#### Items
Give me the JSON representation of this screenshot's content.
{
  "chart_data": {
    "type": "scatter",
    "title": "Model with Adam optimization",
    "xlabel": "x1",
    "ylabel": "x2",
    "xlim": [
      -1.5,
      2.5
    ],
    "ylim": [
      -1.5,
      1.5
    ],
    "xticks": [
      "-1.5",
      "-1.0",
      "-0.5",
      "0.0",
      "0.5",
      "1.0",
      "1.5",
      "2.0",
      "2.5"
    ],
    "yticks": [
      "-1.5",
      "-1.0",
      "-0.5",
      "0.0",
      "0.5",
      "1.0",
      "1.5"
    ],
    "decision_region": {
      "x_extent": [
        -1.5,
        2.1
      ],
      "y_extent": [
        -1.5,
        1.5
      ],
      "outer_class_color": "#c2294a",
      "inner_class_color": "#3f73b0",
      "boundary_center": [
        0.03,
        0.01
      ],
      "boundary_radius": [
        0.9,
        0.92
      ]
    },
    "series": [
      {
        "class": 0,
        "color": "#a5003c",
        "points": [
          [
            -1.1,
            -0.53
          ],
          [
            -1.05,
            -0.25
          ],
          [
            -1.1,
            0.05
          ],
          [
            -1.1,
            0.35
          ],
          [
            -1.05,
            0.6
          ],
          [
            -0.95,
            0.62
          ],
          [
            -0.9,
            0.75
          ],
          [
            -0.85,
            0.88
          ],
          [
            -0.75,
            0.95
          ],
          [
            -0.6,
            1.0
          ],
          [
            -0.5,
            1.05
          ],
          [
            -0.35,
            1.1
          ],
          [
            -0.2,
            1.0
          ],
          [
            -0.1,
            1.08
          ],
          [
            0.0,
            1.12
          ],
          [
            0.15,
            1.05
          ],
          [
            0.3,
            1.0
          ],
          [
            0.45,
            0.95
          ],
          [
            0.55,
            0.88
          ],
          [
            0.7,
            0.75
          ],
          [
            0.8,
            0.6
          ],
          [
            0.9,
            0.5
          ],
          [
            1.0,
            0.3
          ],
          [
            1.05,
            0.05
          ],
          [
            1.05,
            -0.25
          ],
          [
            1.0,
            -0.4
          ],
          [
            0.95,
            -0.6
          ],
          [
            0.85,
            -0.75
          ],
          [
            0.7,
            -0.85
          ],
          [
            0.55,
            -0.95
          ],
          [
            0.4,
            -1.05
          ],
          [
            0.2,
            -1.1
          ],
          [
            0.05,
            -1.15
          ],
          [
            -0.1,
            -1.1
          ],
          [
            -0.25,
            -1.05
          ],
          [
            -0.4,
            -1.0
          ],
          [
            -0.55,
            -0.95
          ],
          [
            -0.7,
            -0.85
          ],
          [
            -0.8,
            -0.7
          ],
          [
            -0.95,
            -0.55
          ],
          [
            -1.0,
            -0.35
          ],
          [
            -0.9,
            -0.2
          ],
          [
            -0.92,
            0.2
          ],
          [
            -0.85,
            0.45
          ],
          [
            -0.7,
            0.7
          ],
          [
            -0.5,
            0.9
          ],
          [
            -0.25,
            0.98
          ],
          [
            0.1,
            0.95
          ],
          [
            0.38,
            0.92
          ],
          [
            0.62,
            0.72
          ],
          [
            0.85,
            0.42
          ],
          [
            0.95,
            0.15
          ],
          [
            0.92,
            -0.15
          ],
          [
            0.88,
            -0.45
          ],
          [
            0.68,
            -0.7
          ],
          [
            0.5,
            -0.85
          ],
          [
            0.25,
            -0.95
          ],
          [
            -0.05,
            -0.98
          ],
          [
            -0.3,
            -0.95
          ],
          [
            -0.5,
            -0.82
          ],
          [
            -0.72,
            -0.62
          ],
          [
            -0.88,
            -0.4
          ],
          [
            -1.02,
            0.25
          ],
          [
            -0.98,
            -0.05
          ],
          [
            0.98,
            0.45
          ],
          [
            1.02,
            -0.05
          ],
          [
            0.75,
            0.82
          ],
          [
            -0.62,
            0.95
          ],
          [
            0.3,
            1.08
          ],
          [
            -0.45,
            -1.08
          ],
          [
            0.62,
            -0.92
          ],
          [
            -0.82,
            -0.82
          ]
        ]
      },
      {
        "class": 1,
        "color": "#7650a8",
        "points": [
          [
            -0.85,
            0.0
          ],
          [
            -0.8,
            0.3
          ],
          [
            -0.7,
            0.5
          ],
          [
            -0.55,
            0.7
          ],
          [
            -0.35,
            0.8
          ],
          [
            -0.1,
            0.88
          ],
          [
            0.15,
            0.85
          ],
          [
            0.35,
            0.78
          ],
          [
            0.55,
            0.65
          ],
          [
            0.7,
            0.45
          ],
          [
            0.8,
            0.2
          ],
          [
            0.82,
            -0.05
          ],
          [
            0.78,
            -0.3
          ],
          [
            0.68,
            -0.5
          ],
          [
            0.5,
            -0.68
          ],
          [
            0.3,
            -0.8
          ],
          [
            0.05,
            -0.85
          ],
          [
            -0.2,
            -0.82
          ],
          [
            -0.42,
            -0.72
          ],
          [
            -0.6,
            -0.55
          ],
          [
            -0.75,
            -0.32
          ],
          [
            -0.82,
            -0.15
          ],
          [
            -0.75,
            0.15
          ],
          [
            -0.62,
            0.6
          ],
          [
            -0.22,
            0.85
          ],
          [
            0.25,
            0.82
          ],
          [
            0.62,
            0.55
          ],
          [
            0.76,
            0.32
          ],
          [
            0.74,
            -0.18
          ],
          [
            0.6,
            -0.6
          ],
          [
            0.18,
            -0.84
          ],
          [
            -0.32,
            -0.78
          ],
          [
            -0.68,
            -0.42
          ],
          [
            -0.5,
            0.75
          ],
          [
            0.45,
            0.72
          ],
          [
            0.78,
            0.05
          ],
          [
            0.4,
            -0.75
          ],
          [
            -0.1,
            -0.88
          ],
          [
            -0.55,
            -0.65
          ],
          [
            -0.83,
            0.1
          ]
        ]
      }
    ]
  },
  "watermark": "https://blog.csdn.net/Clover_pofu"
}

#### Work to complete
Give back each line above precisely as it stands.

#### The reply
Give me the JSON representation of this screenshot's content.
{
  "chart_data": {
    "type": "scatter",
    "title": "Model with Adam optimization",
    "xlabel": "x1",
    "ylabel": "x2",
    "xlim": [
      -1.5,
      2.5
    ],
    "ylim": [
      -1.5,
      1.5
    ],
    "xticks": [
      "-1.5",
      "-1.0",
      "-0.5",
      "0.0",
      "0.5",
      "1.0",
      "1.5",
      "2.0",
      "2.5"
    ],
    "yticks": [
      "-1.5",
      "-1.0",
      "-0.5",
      "0.0",
      "0.5",
      "1.0",
      "1.5"
    ],
    "decision_region": {
      "x_extent": [
        -1.5,
        2.1
      ],
      "y_extent": [
        -1.5,
        1.5
      ],
      "outer_class_color": "#c2294a",
      "inner_class_color": "#3f73b0",
      "boundary_center": [
        0.03,
        0.01
      ],
      "boundary_radius": [
        0.9,
        0.92
      ]
    },
    "series": [
      {
        "class": 0,
        "color": "#a5003c",
        "points": [
          [
            -1.1,
            -0.53
          ],
          [
            -1.05,
            -0.25
          ],
          [
            -1.1,
            0.05
          ],
          [
            -1.1,
            0.35
          ],
          [
            -1.05,
            0.6
          ],
          [
            -0.95,
            0.62
          ],
          [
            -0.9,
            0.75
          ],
          [
            -0.85,
            0.88
          ],
          [
            -0.75,
            0.95
          ],
          [
            -0.6,
            1.0
          ],
          [
            -0.5,
            1.05
          ],
          [
            -0.35,
            1.1
          ],
          [
            -0.2,
            1.0
          ],
          [
            -0.1,
            1.08
          ],
          [
            0.0,
            1.12
          ],
          [
            0.15,
            1.05
          ],
          [
            0.3,
            1.0
          ],
          [
            0.45,
            0.95
          ],
          [
            0.55,
            0.88
          ],
          [
            0.7,
            0.75
          ],
          [
            0.8,
            0.6
          ],
          [
            0.9,
            0.5
          ],
          [
            1.0,
            0.3
          ],
          [
            1.05,
            0.05
          ],
          [
            1.05,
            -0.25
          ],
          [
            1.0,
            -0.4
          ],
          [
            0.95,
            -0.6
          ],
          [
            0.85,
            -0.75
          ],
          [
            0.7,
            -0.85
          ],
          [
            0.55,
            -0.95
          ],
          [
            0.4,
            -1.05
          ],
          [
            0.2,
            -1.1
          ],
          [
            0.05,
            -1.15
          ],
          [
            -0.1,
            -1.1
          ],
          [
            -0.25,
            -1.05
          ],
          [
            -0.4,
            -1.0
          ],
          [
            -0.55,
            -0.95
          ],
          [
            -0.7,
            -0.85
          ],
          [
            -0.8,
            -0.7
          ],
          [
            -0.95,
            -0.55
          ],
          [
            -1.0,
            -0.35
          ],
          [
            -0.9,
            -0.2
          ],
          [
            -0.92,
            0.2
          ],
          [
            -0.85,
            0.45
          ],
          [
            -0.7,
            0.7
          ],
          [
            -0.5,
            0.9
          ],
          [
            -0.25,
            0.98
          ],
          [
            0.1,
            0.95
          ],
          [
            0.38,
            0.92
          ],
          [
            0.62,
            0.72
          ],
          [
            0.85,
            0.42
          ],
          [
            0.95,
            0.15
          ],
          [
            0.92,
            -0.15
          ],
          [
            0.88,
            -0.45
          ],
          [
            0.68,
            -0.7
          ],
          [
            0.5,
            -0.85
          ],
          [
            0.25,
            -0.95
          ],
          [
            -0.05,
            -0.98
          ],
          [
            -0.3,
            -0.95
          ],
          [
            -0.5,
            -0.82
          ],
          [
            -0.72,
            -0.62
          ],
          [
            -0.88,
            -0.4
          ],
          [
            -1.02,
            0.25
          ],
          [
            -0.98,
            -0.05
          ],
          [
            0.98,
            0.45
          ],
          [
            1.02,
            -0.05
          ],
          [
            0.75,
            0.82
          ],
          [
            -0.62,
            0.95
          ],
          [
            0.3,
            1.08
          ],
          [
            -0.45,
            -1.08
          ],
          [
            0.62,
            -0.92
          ],
          [
            -0.82,
            -0.82
          ]
        ]
      },
      {
        "class": 1,
        "color": "#7650a8",
        "points": [
          [
            -0.85,
            0.0
          ],
          [
            -0.8,
            0.3
          ],
          [
            -0.7,
            0.5
          ],
          [
            -0.55,
            0.7
          ],
          [
            -0.35,
            0.8
          ],
          [
            -0.1,
            0.88
          ],
          [
            0.15,
            0.85
          ],
          [
            0.35,
            0.78
          ],
          [
            0.55,
            0.65
          ],
          [
            0.7,
            0.45
          ],
          [
            0.8,
            0.2
          ],
          [
            0.82,
            -0.05
          ],
          [
            0.78,
            -0.3
          ],
          [
            0.68,
            -0.5
          ],
          [
            0.5,
            -0.68
          ],
          [
            0.3,
            -0.8
          ],
          [
            0.05,
            -0.85
          ],
          [
            -0.2,
            -0.82
          ],
          [
            -0.42,
            -0.72
          ],
          [
            -0.6,
            -0.55
          ],
          [
            -0.75,
            -0.32
          ],
          [
            -0.82,
            -0.15
          ],
          [
            -0.75,
            0.15
          ],
          [
            -0.62,
            0.6
          ],
          [
            -0.22,
            0.85
          ],
          [
            0.25,
            0.82
          ],
          [
            0.62,
            0.55
          ],
          [
            0.76,
            0.32
          ],
          [
            0.74,
            -0.18
          ],
          [
            0.6,
            -0.6
          ],
          [
            0.18,
            -0.84
          ],
          [
            -0.32,
            -0.78
          ],
          [
            -0.68,
            -0.42
          ],
          [
            -0.5,
            0.75
          ],
          [
            0.45,
            0.72
          ],
          [
            0.78,
            0.05
          ],
          [
            0.4,
            -0.75
          ],
          [
            -0.1,
            -0.88
          ],
          [
            -0.55,
            -0.65
          ],
          [
            -0.83,
            0.1
          ]
        ]
      }
    ]
  },
  "watermark": "https://blog.csdn.net/Clover_pofu"
}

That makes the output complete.